TASK: Transcribe the records below exactly as they appear.

(Dataset entries)
++++++++

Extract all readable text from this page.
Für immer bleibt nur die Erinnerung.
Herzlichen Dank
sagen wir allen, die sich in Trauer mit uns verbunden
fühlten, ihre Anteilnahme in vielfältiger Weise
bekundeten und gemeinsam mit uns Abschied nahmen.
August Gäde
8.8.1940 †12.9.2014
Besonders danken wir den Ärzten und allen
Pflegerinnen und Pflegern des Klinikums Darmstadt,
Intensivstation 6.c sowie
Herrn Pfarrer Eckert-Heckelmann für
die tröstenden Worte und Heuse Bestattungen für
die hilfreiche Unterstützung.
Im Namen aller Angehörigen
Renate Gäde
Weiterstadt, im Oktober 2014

++++++++

FINAL ANSWER:
Extract all readable text from this page.
Für immer bleibt nur die Erinnerung.
Herzlichen Dank
sagen wir allen, die sich in Trauer mit uns verbunden
fühlten, ihre Anteilnahme in vielfältiger Weise
bekundeten und gemeinsam mit uns Abschied nahmen.
August Gäde
8.8.1940 †12.9.2014
Besonders danken wir den Ärzten und allen
Pflegerinnen und Pflegern des Klinikums Darmstadt,
Intensivstation 6.c sowie
Herrn Pfarrer Eckert-Heckelmann für
die tröstenden Worte und Heuse Bestattungen für
die hilfreiche Unterstützung.
Im Namen aller Angehörigen
Renate Gäde
Weiterstadt, im Oktober 2014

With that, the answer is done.